** SELECTED EXCERPT **
----------------
A screenshot from my Zoom call with “Anthony Lander.”
“Tell me about yourself, about your background?”
That’s how my technical job interview started with a company whose website said it was “Building the future of decentralized finance and blockchain infrastructure.”
They were looking to hire a full stack software engineer, but didn’t seem to care that my LinkedIn profile described me as a journalist who investigates digital deception. And that I have zero engineering experience.
I joined a Zoom call with two men. One, Anthony Lander, said he was based in Miami and spoke Spanish and English. He explained that I’d be asked to do a live coding exercise “to see how you work, how you think, how you approach the real problems.”
The exercise served as the culmination of a sophisticated global hiring scam. As soon as a candidate began working with code, a hidden back door quietly exfiltrated their passwords and crypto wallets. A victim who captured and evaluated the malware described its design to me as “beautiful, simple and clean.”
It was also North Korean, according to an Indicator investigation corroborated by two security experts, the Google Threat Intelligence Group, and analysis of two cryptocurrency wallets by TRM Labs.
The operation provides a rare window into how some North Korean hacking teams behind what the security industry calls Contagious Interview — a years-long campaign that uses fake job offers to deliver malware to tech workers — are moving beyond spray-and-pray link spam into something more elaborate and convincing.
----------------
** PROBLEMS AND TASKS **
a – From the article on the fake job interview scam, transcribe the passage starting with "The exercise served" and going on through "elaborate and convincing.".
b – Condense the paragraph of the fake job interview article that begins "The exercise served as the culmination" into a shorter version that keeps its main facts.

** RECORDED DATA **
----------------
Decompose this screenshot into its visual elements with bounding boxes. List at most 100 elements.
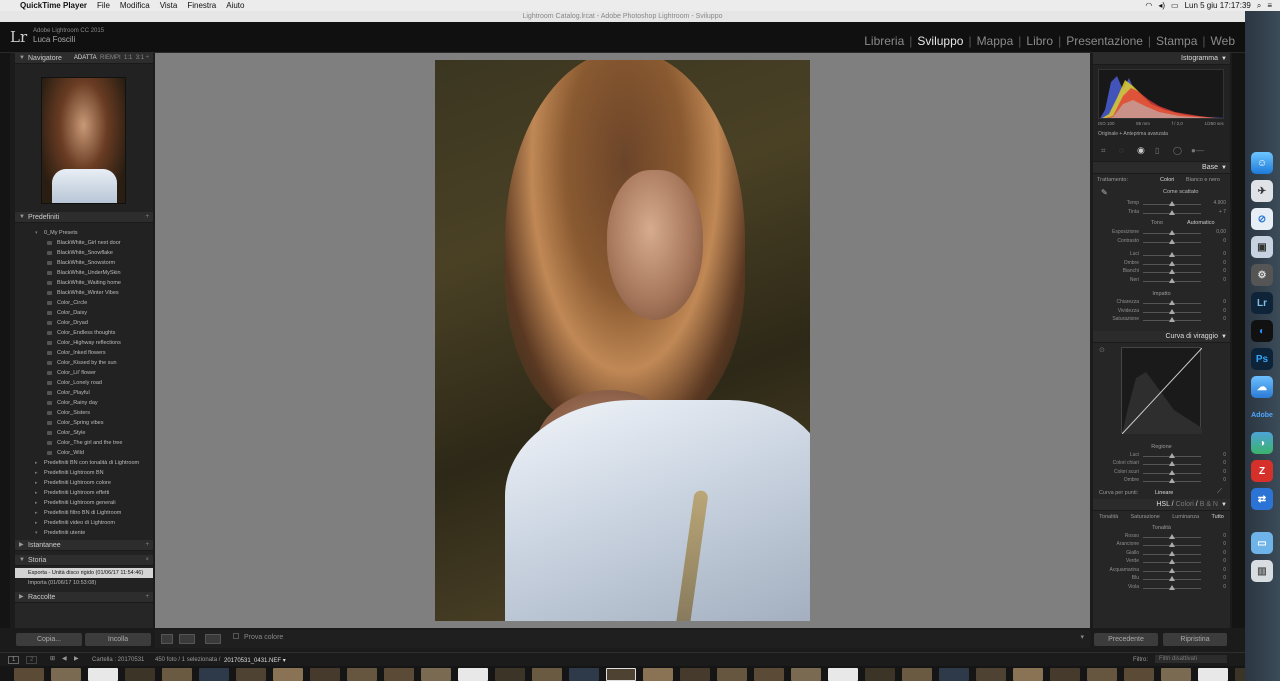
----------------
** TASK ANSWERS **
a –
The exercise served as the culmination of a sophisticated global hiring scam. As soon as a candidate began working with code, a hidden back door quietly exfiltrated their passwords and crypto wallets. A victim who captured and evaluated the malware described its design to me as “beautiful, simple and clean.”
It was also North Korean, according to an Indicator investigation corroborated by two security experts, the Google Threat Intelligence Group, and analysis of two cryptocurrency wallets by TRM Labs.
The operation provides a rare window into how some North Korean hacking teams behind what the security industry calls Contagious Interview — a years-long campaign that uses fake job offers to deliver malware to tech workers — are moving beyond spray-and-pray link spam into something more elaborate and convincing.

b – The live coding exercise was the final step of an elaborate global hiring scam. Once a candidate started working with the code, a hidden back door secretly stole their passwords and crypto wallets. A victim who captured and analyzed the malware called its design "beautiful, simple and clean."